* start *

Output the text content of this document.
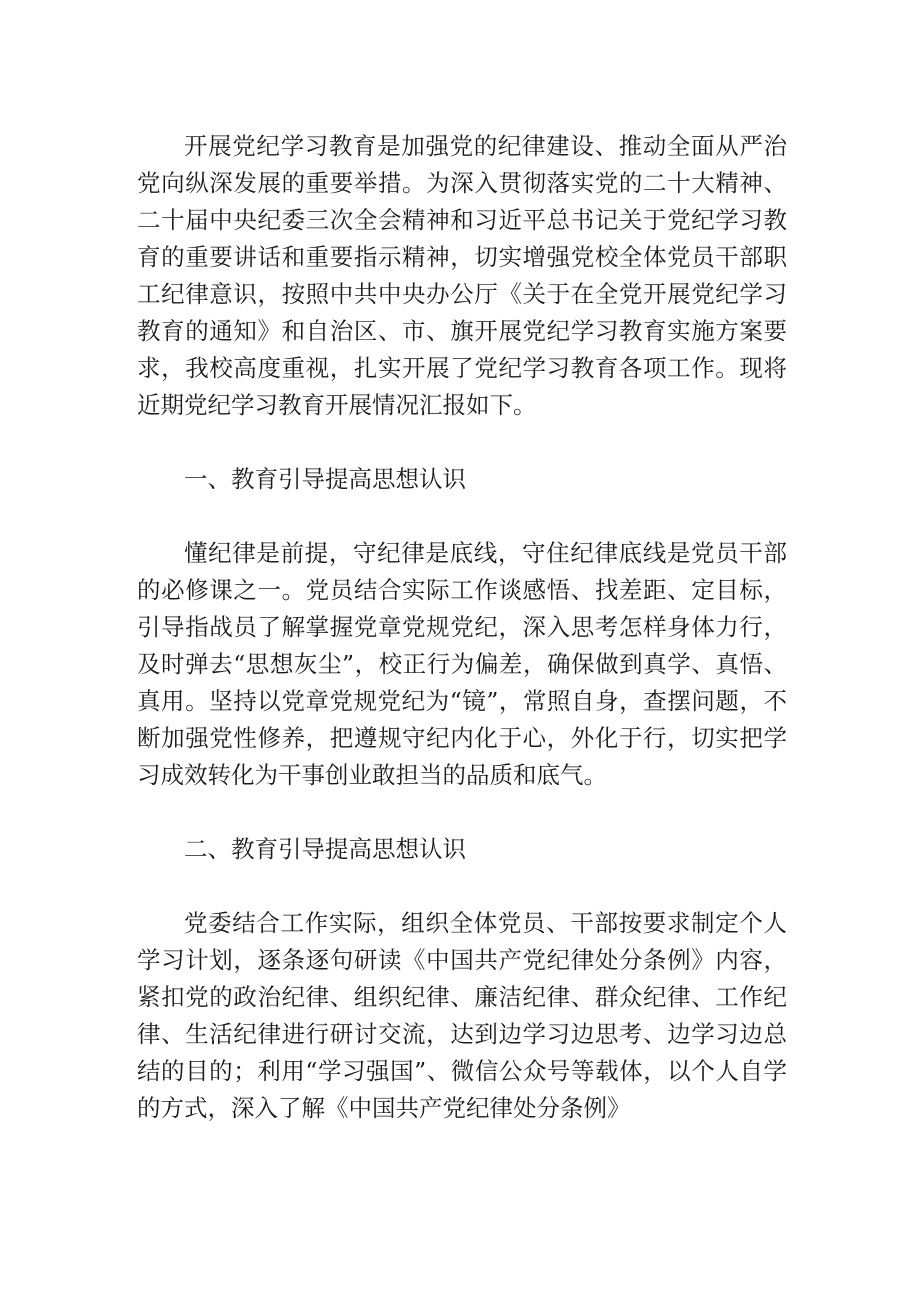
开展党纪学习教育是加强党的纪律建设、推动全面从严治党向纵深发展的重要举措。为深入贯彻落实党的二十大精神、二十届中央纪委三次全会精神和习近平总书记关于党纪学习教育的重要讲话和重要指示精神，切实增强党校全体党员干部职工纪律意识，按照中共中央办公厅《关于在全党开展党纪学习教育的通知》和自治区、市、旗开展党纪学习教育实施方案要求，我校高度重视，扎实开展了党纪学习教育各项工作。现将近期党纪学习教育开展情况汇报如下。

一、教育引导提高思想认识

懂纪律是前提，守纪律是底线，守住纪律底线是党员干部的必修课之一。党员结合实际工作谈感悟、找差距、定目标，引导指战员了解掌握党章党规党纪，深入思考怎样身体力行，及时弹去“思想灰尘”，校正行为偏差，确保做到真学、真悟、真用。坚持以党章党规党纪为“镜”，常照自身，查摆问题，不断加强党性修养，把遵规守纪内化于心，外化于行，切实把学习成效转化为干事创业敢担当的品质和底气。

二、教育引导提高思想认识

党委结合工作实际，组织全体党员、干部按要求制定个人学习计划，逐条逐句研读《中国共产党纪律处分条例》内容，紧扣党的政治纪律、组织纪律、廉洁纪律、群众纪律、工作纪律、生活纪律进行研讨交流，达到边学习边思考、边学习边总结的目的；利用“学习强国”、微信公众号等载体，以个人自学的方式，深入了解《中国共产党纪律处分条例》
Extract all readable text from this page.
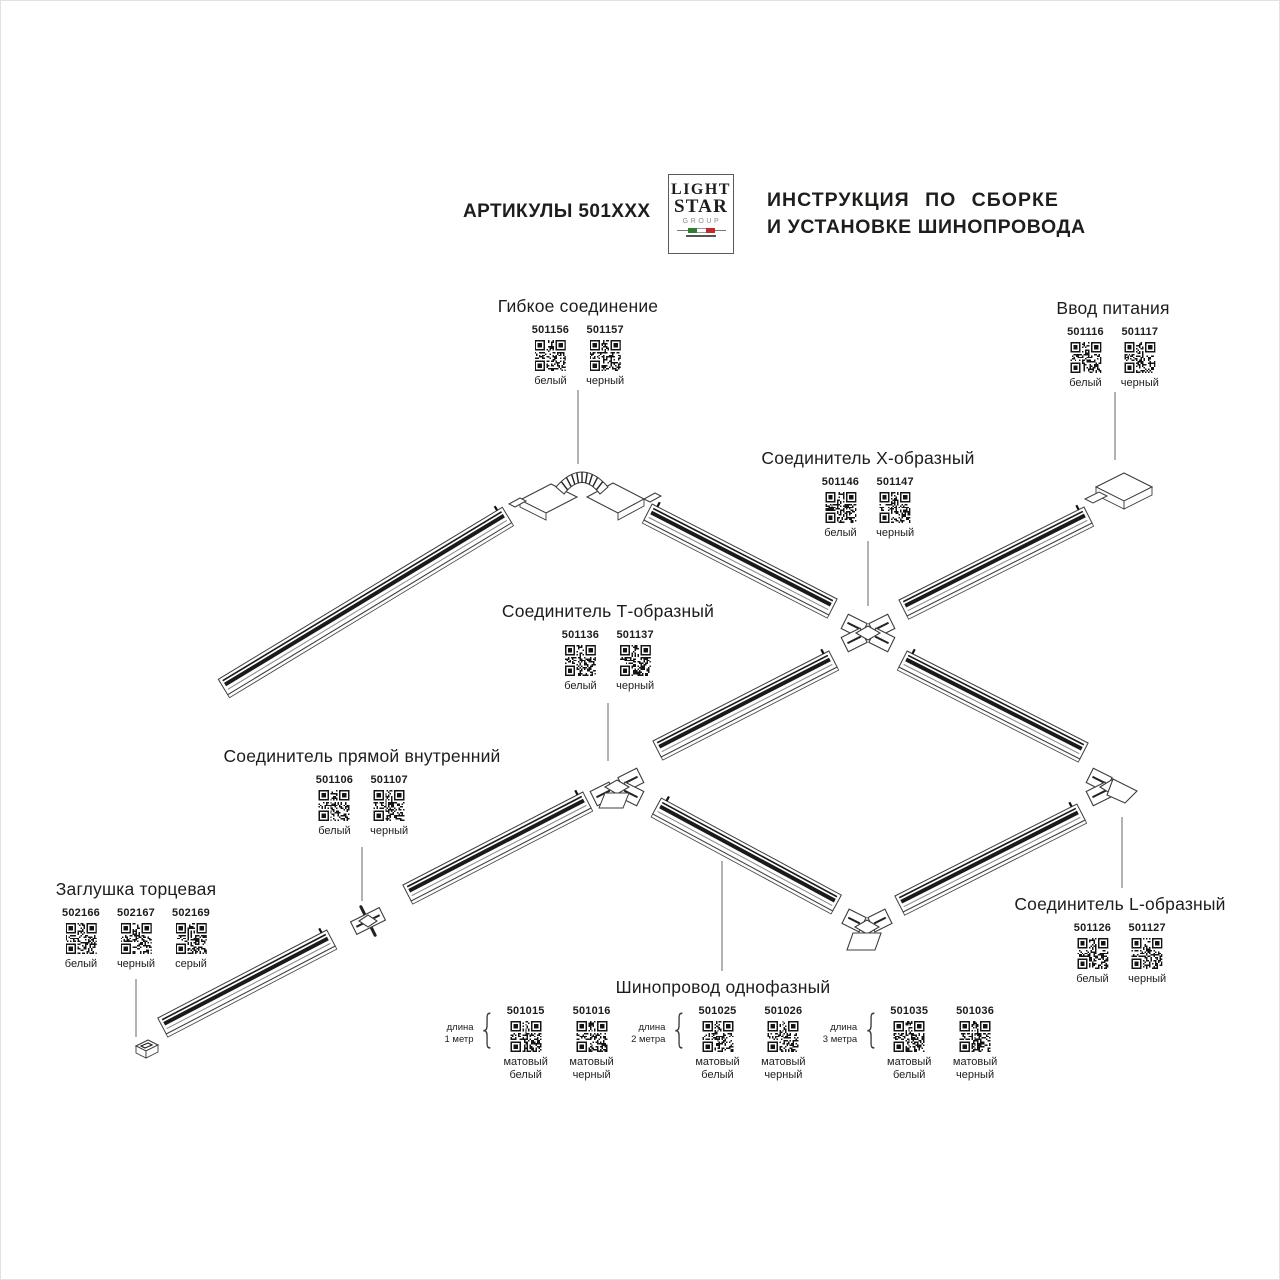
АРТИКУЛЫ 501XXX
LIGHT
STAR
GROUP
ИНСТРУКЦИЯ ПО СБОРКЕ
И УСТАНОВКЕ ШИНОПРОВОДА
Гибкое соединение
501156
белый
501157
черный
Ввод питания
501116
белый
501117
черный
Соединитель X-образный
501146
белый
501147
черный
Соединитель Т-образный
501136
белый
501137
черный
Соединитель прямой внутренний
501106
белый
501107
черный
Заглушка торцевая
502166
белый
502167
черный
502169
серый
Соединитель L-образный
501126
белый
501127
черный
Шинопровод однофазный
длина
1 метр { 501015
матовый белый
501016
матовый черный
длина
2 метра { 501025
матовый белый
501026
матовый черный
длина
3 метра { 501035
матовый белый
501036
матовый черный
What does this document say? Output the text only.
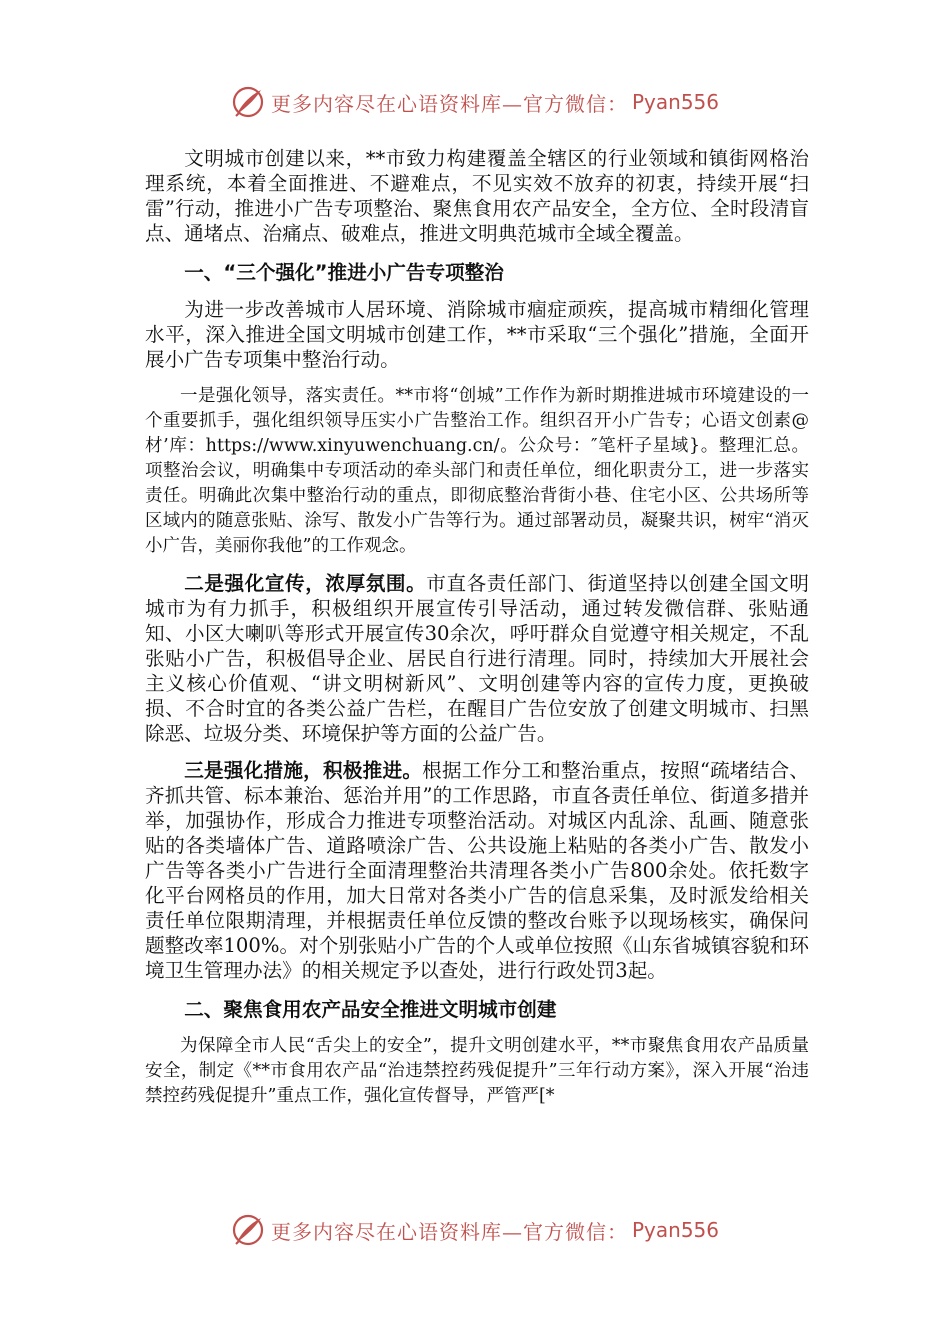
更多内容尽在心语资料库—官方微信： Pyan556

文明城市创建以来，**市致力构建覆盖全辖区的行业领域和镇街网格治理系统，本着全面推进、不避难点，不见实效不放弃的初衷，持续开展“扫雷”行动，推进小广告专项整治、聚焦食用农产品安全，全方位、全时段清盲点、通堵点、治痛点、破难点，推进文明典范城市全域全覆盖。

一、“三个强化”推进小广告专项整治

为进一步改善城市人居环境、消除城市痼症顽疾，提高城市精细化管理水平，深入推进全国文明城市创建工作，**市采取“三个强化”措施，全面开展小广告专项集中整治行动。

一是强化领导，落实责任。**市将“创城”工作作为新时期推进城市环境建设的一个重要抓手，强化组织领导压实小广告整治工作。组织召开小广告专；心语文创素@材’库：https://www.xinyuwenchuang.cn/。公众号：″笔杆子星域}。整理汇总。项整治会议，明确集中专项活动的牵头部门和责任单位，细化职责分工，进一步落实责任。明确此次集中整治行动的重点，即彻底整治背街小巷、住宅小区、公共场所等区域内的随意张贴、涂写、散发小广告等行为。通过部署动员，凝聚共识，树牢“消灭小广告，美丽你我他”的工作观念。

二是强化宣传，浓厚氛围。市直各责任部门、街道坚持以创建全国文明城市为有力抓手，积极组织开展宣传引导活动，通过转发微信群、张贴通知、小区大喇叭等形式开展宣传30余次，呼吁群众自觉遵守相关规定，不乱张贴小广告，积极倡导企业、居民自行进行清理。同时，持续加大开展社会主义核心价值观、“讲文明树新风”、文明创建等内容的宣传力度，更换破损、不合时宜的各类公益广告栏，在醒目广告位安放了创建文明城市、扫黑除恶、垃圾分类、环境保护等方面的公益广告。

三是强化措施，积极推进。根据工作分工和整治重点，按照“疏堵结合、齐抓共管、标本兼治、惩治并用”的工作思路，市直各责任单位、街道多措并举，加强协作，形成合力推进专项整治活动。对城区内乱涂、乱画、随意张贴的各类墙体广告、道路喷涂广告、公共设施上粘贴的各类小广告、散发小广告等各类小广告进行全面清理整治共清理各类小广告800余处。依托数字化平台网格员的作用，加大日常对各类小广告的信息采集，及时派发给相关责任单位限期清理，并根据责任单位反馈的整改台账予以现场核实，确保问题整改率100%。对个别张贴小广告的个人或单位按照《山东省城镇容貌和环境卫生管理办法》的相关规定予以查处，进行行政处罚3起。

二、聚焦食用农产品安全推进文明城市创建

为保障全市人民“舌尖上的安全”，提升文明创建水平，**市聚焦食用农产品质量安全，制定《**市食用农产品“治违禁控药残促提升”三年行动方案》，深入开展“治违禁控药残促提升”重点工作，强化宣传督导，严管严[*

更多内容尽在心语资料库—官方微信： Pyan556
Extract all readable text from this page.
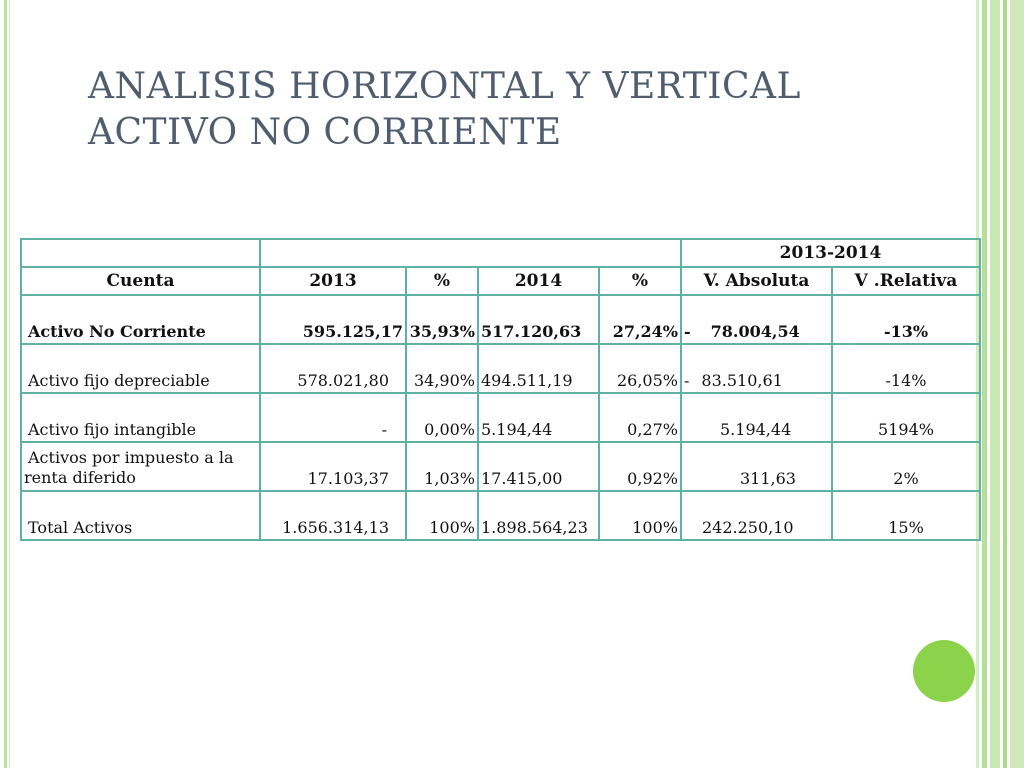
ANALISIS HORIZONTAL Y VERTICAL
ACTIVO NO CORRIENTE
					2013-2014	
Cuenta	2013	%	2014	%	V. Absoluta	V .Relativa
Activo No Corriente	595.125,17	35,93%	517.120,63	27,24%	- 78.004,54	-13%
Activo fijo depreciable	578.021,80	34,90%	494.511,19	26,05%	- 83.510,61	-14%
Activo fijo intangible	-	0,00%	5.194,44	0,27%	5.194,44	5194%

Activos por impuesto a la
renta diferido	17.103,37	1,03%	17.415,00	0,92%	311,63	2%
Total Activos	1.656.314,13	100%	1.898.564,23	100%	242.250,10	15%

* end *

#### Short problem
Repeat each record exactly as shown above, dropping all images.

#### The output
Output the text content of this document.
开展党纪学习教育是加强党的纪律建设、推动全面从严治党向纵深发展的重要举措。为深入贯彻落实党的二十大精神、二十届中央纪委三次全会精神和习近平总书记关于党纪学习教育的重要讲话和重要指示精神，切实增强党校全体党员干部职工纪律意识，按照中共中央办公厅《关于在全党开展党纪学习教育的通知》和自治区、市、旗开展党纪学习教育实施方案要求，我校高度重视，扎实开展了党纪学习教育各项工作。现将近期党纪学习教育开展情况汇报如下。

一、教育引导提高思想认识

懂纪律是前提，守纪律是底线，守住纪律底线是党员干部的必修课之一。党员结合实际工作谈感悟、找差距、定目标，引导指战员了解掌握党章党规党纪，深入思考怎样身体力行，及时弹去“思想灰尘”，校正行为偏差，确保做到真学、真悟、真用。坚持以党章党规党纪为“镜”，常照自身，查摆问题，不断加强党性修养，把遵规守纪内化于心，外化于行，切实把学习成效转化为干事创业敢担当的品质和底气。

二、教育引导提高思想认识

党委结合工作实际，组织全体党员、干部按要求制定个人学习计划，逐条逐句研读《中国共产党纪律处分条例》内容，紧扣党的政治纪律、组织纪律、廉洁纪律、群众纪律、工作纪律、生活纪律进行研讨交流，达到边学习边思考、边学习边总结的目的；利用“学习强国”、微信公众号等载体，以个人自学的方式，深入了解《中国共产党纪律处分条例》
Extract all readable text from this page.
АРТИКУЛЫ 501XXX
LIGHT
STAR
GROUP
ИНСТРУКЦИЯ ПО СБОРКЕ
И УСТАНОВКЕ ШИНОПРОВОДА
Гибкое соединение
501156
белый
501157
черный
Ввод питания
501116
белый
501117
черный
Соединитель X-образный
501146
белый
501147
черный
Соединитель Т-образный
501136
белый
501137
черный
Соединитель прямой внутренний
501106
белый
501107
черный
Заглушка торцевая
502166
белый
502167
черный
502169
серый
Соединитель L-образный
501126
белый
501127
черный
Шинопровод однофазный
длина
1 метр { 501015
матовый белый
501016
матовый черный
длина
2 метра { 501025
матовый белый
501026
матовый черный
длина
3 метра { 501035
матовый белый
501036
матовый черный
What does this document say? Output the text only.
更多内容尽在心语资料库—官方微信： Pyan556

文明城市创建以来，**市致力构建覆盖全辖区的行业领域和镇街网格治理系统，本着全面推进、不避难点，不见实效不放弃的初衷，持续开展“扫雷”行动，推进小广告专项整治、聚焦食用农产品安全，全方位、全时段清盲点、通堵点、治痛点、破难点，推进文明典范城市全域全覆盖。

一、“三个强化”推进小广告专项整治

为进一步改善城市人居环境、消除城市痼症顽疾，提高城市精细化管理水平，深入推进全国文明城市创建工作，**市采取“三个强化”措施，全面开展小广告专项集中整治行动。

一是强化领导，落实责任。**市将“创城”工作作为新时期推进城市环境建设的一个重要抓手，强化组织领导压实小广告整治工作。组织召开小广告专；心语文创素@材’库：https://www.xinyuwenchuang.cn/。公众号：″笔杆子星域}。整理汇总。项整治会议，明确集中专项活动的牵头部门和责任单位，细化职责分工，进一步落实责任。明确此次集中整治行动的重点，即彻底整治背街小巷、住宅小区、公共场所等区域内的随意张贴、涂写、散发小广告等行为。通过部署动员，凝聚共识，树牢“消灭小广告，美丽你我他”的工作观念。

二是强化宣传，浓厚氛围。市直各责任部门、街道坚持以创建全国文明城市为有力抓手，积极组织开展宣传引导活动，通过转发微信群、张贴通知、小区大喇叭等形式开展宣传30余次，呼吁群众自觉遵守相关规定，不乱张贴小广告，积极倡导企业、居民自行进行清理。同时，持续加大开展社会主义核心价值观、“讲文明树新风”、文明创建等内容的宣传力度，更换破损、不合时宜的各类公益广告栏，在醒目广告位安放了创建文明城市、扫黑除恶、垃圾分类、环境保护等方面的公益广告。

三是强化措施，积极推进。根据工作分工和整治重点，按照“疏堵结合、齐抓共管、标本兼治、惩治并用”的工作思路，市直各责任单位、街道多措并举，加强协作，形成合力推进专项整治活动。对城区内乱涂、乱画、随意张贴的各类墙体广告、道路喷涂广告、公共设施上粘贴的各类小广告、散发小广告等各类小广告进行全面清理整治共清理各类小广告800余处。依托数字化平台网格员的作用，加大日常对各类小广告的信息采集，及时派发给相关责任单位限期清理，并根据责任单位反馈的整改台账予以现场核实，确保问题整改率100%。对个别张贴小广告的个人或单位按照《山东省城镇容貌和环境卫生管理办法》的相关规定予以查处，进行行政处罚3起。

二、聚焦食用农产品安全推进文明城市创建

为保障全市人民“舌尖上的安全”，提升文明创建水平，**市聚焦食用农产品质量安全，制定《**市食用农产品“治违禁控药残促提升”三年行动方案》，深入开展“治违禁控药残促提升”重点工作，强化宣传督导，严管严[*

更多内容尽在心语资料库—官方微信： Pyan556
Extract all readable text from this page.
ANALISIS HORIZONTAL Y VERTICAL
ACTIVO NO CORRIENTE
					2013-2014	
Cuenta	2013	%	2014	%	V. Absoluta	V .Relativa
Activo No Corriente	595.125,17	35,93%	517.120,63	27,24%	- 78.004,54	-13%
Activo fijo depreciable	578.021,80	34,90%	494.511,19	26,05%	- 83.510,61	-14%
Activo fijo intangible	-	0,00%	5.194,44	0,27%	5.194,44	5194%

Activos por impuesto a la
renta diferido	17.103,37	1,03%	17.415,00	0,92%	311,63	2%
Total Activos	1.656.314,13	100%	1.898.564,23	100%	242.250,10	15%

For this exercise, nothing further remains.